■ To be done
Output the data below in full, character for character.
"""
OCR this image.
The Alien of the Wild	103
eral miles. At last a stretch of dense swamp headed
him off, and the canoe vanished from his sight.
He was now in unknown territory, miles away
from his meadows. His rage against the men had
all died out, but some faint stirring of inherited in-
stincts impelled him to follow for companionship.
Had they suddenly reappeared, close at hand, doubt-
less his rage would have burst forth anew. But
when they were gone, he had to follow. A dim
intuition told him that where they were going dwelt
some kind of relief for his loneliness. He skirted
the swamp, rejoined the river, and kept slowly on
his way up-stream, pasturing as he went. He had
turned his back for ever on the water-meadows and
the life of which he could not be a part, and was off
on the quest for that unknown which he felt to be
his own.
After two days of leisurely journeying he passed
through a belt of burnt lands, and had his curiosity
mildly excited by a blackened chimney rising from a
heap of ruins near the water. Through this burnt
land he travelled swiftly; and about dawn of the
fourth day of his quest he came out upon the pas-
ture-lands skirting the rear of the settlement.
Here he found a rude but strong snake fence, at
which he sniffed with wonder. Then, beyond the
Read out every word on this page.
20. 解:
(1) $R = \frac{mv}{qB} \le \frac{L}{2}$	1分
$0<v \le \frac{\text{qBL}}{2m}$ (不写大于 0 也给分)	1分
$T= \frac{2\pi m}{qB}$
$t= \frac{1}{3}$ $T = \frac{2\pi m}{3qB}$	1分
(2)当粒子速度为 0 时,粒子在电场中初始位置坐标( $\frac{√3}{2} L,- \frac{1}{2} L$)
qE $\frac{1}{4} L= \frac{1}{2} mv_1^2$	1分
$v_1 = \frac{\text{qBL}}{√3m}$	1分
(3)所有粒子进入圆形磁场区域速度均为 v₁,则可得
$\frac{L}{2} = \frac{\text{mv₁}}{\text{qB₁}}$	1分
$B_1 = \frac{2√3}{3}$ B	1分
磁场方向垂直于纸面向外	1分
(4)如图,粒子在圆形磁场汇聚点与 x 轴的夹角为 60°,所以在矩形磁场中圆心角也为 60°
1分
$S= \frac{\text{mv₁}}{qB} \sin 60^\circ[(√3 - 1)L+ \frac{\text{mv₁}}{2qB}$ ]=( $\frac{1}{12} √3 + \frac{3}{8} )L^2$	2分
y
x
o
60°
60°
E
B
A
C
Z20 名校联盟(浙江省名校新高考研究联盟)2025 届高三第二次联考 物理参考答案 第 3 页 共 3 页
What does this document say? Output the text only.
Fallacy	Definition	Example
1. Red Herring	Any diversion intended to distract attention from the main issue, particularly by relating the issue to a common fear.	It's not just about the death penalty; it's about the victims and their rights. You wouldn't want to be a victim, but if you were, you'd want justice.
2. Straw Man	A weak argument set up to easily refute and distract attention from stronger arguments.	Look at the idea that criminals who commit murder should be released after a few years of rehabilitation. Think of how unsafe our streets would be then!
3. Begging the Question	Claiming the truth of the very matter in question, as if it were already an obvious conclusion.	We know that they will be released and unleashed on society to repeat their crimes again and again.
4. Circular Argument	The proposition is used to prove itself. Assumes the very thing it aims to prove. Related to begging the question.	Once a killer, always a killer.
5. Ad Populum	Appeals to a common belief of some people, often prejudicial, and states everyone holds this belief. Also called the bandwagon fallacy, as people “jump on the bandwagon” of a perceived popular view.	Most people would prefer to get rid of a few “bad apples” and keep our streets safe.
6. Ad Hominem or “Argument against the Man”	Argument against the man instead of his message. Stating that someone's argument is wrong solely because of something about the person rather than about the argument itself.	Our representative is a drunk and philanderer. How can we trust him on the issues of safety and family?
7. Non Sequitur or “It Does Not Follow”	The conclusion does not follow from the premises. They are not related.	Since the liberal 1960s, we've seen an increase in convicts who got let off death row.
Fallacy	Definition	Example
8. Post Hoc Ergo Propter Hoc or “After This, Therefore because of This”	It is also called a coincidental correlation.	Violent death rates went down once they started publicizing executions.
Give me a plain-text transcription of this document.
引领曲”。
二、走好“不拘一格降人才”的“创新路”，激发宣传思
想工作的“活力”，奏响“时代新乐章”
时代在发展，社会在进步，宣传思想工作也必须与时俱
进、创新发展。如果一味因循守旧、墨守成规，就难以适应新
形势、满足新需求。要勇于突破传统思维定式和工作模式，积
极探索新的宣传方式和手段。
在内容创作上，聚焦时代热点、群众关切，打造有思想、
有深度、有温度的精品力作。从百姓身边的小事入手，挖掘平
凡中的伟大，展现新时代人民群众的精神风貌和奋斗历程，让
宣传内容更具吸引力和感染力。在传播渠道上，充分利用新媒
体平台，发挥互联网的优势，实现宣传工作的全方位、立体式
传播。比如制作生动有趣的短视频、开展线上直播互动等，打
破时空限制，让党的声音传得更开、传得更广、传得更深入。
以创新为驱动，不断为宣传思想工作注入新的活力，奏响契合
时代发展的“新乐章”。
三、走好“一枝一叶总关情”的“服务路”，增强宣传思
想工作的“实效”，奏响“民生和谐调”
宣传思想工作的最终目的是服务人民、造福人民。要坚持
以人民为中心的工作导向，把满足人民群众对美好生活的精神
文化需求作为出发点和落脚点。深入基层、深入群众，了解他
"""
■ Written response
OCR this image.
The Alien of the Wild	103
eral miles. At last a stretch of dense swamp headed
him off, and the canoe vanished from his sight.
He was now in unknown territory, miles away
from his meadows. His rage against the men had
all died out, but some faint stirring of inherited in-
stincts impelled him to follow for companionship.
Had they suddenly reappeared, close at hand, doubt-
less his rage would have burst forth anew. But
when they were gone, he had to follow. A dim
intuition told him that where they were going dwelt
some kind of relief for his loneliness. He skirted
the swamp, rejoined the river, and kept slowly on
his way up-stream, pasturing as he went. He had
turned his back for ever on the water-meadows and
the life of which he could not be a part, and was off
on the quest for that unknown which he felt to be
his own.
After two days of leisurely journeying he passed
through a belt of burnt lands, and had his curiosity
mildly excited by a blackened chimney rising from a
heap of ruins near the water. Through this burnt
land he travelled swiftly; and about dawn of the
fourth day of his quest he came out upon the pas-
ture-lands skirting the rear of the settlement.
Here he found a rude but strong snake fence, at
which he sniffed with wonder. Then, beyond the
Read out every word on this page.
20. 解:
(1) $R = \frac{mv}{qB} \le \frac{L}{2}$	1分
$0<v \le \frac{\text{qBL}}{2m}$ (不写大于 0 也给分)	1分
$T= \frac{2\pi m}{qB}$
$t= \frac{1}{3}$ $T = \frac{2\pi m}{3qB}$	1分
(2)当粒子速度为 0 时,粒子在电场中初始位置坐标( $\frac{√3}{2} L,- \frac{1}{2} L$)
qE $\frac{1}{4} L= \frac{1}{2} mv_1^2$	1分
$v_1 = \frac{\text{qBL}}{√3m}$	1分
(3)所有粒子进入圆形磁场区域速度均为 v₁,则可得
$\frac{L}{2} = \frac{\text{mv₁}}{\text{qB₁}}$	1分
$B_1 = \frac{2√3}{3}$ B	1分
磁场方向垂直于纸面向外	1分
(4)如图,粒子在圆形磁场汇聚点与 x 轴的夹角为 60°,所以在矩形磁场中圆心角也为 60°
1分
$S= \frac{\text{mv₁}}{qB} \sin 60^\circ[(√3 - 1)L+ \frac{\text{mv₁}}{2qB}$ ]=( $\frac{1}{12} √3 + \frac{3}{8} )L^2$	2分
y
x
o
60°
60°
E
B
A
C
Z20 名校联盟(浙江省名校新高考研究联盟)2025 届高三第二次联考 物理参考答案 第 3 页 共 3 页
What does this document say? Output the text only.
Fallacy	Definition	Example
1. Red Herring	Any diversion intended to distract attention from the main issue, particularly by relating the issue to a common fear.	It's not just about the death penalty; it's about the victims and their rights. You wouldn't want to be a victim, but if you were, you'd want justice.
2. Straw Man	A weak argument set up to easily refute and distract attention from stronger arguments.	Look at the idea that criminals who commit murder should be released after a few years of rehabilitation. Think of how unsafe our streets would be then!
3. Begging the Question	Claiming the truth of the very matter in question, as if it were already an obvious conclusion.	We know that they will be released and unleashed on society to repeat their crimes again and again.
4. Circular Argument	The proposition is used to prove itself. Assumes the very thing it aims to prove. Related to begging the question.	Once a killer, always a killer.
5. Ad Populum	Appeals to a common belief of some people, often prejudicial, and states everyone holds this belief. Also called the bandwagon fallacy, as people “jump on the bandwagon” of a perceived popular view.	Most people would prefer to get rid of a few “bad apples” and keep our streets safe.
6. Ad Hominem or “Argument against the Man”	Argument against the man instead of his message. Stating that someone's argument is wrong solely because of something about the person rather than about the argument itself.	Our representative is a drunk and philanderer. How can we trust him on the issues of safety and family?
7. Non Sequitur or “It Does Not Follow”	The conclusion does not follow from the premises. They are not related.	Since the liberal 1960s, we've seen an increase in convicts who got let off death row.
Fallacy	Definition	Example
8. Post Hoc Ergo Propter Hoc or “After This, Therefore because of This”	It is also called a coincidental correlation.	Violent death rates went down once they started publicizing executions.
Give me a plain-text transcription of this document.
引领曲”。
二、走好“不拘一格降人才”的“创新路”，激发宣传思
想工作的“活力”，奏响“时代新乐章”
时代在发展，社会在进步，宣传思想工作也必须与时俱
进、创新发展。如果一味因循守旧、墨守成规，就难以适应新
形势、满足新需求。要勇于突破传统思维定式和工作模式，积
极探索新的宣传方式和手段。
在内容创作上，聚焦时代热点、群众关切，打造有思想、
有深度、有温度的精品力作。从百姓身边的小事入手，挖掘平
凡中的伟大，展现新时代人民群众的精神风貌和奋斗历程，让
宣传内容更具吸引力和感染力。在传播渠道上，充分利用新媒
体平台，发挥互联网的优势，实现宣传工作的全方位、立体式
传播。比如制作生动有趣的短视频、开展线上直播互动等，打
破时空限制，让党的声音传得更开、传得更广、传得更深入。
以创新为驱动，不断为宣传思想工作注入新的活力，奏响契合
时代发展的“新乐章”。
三、走好“一枝一叶总关情”的“服务路”，增强宣传思
想工作的“实效”，奏响“民生和谐调”
宣传思想工作的最终目的是服务人民、造福人民。要坚持
以人民为中心的工作导向，把满足人民群众对美好生活的精神
文化需求作为出发点和落脚点。深入基层、深入群众，了解他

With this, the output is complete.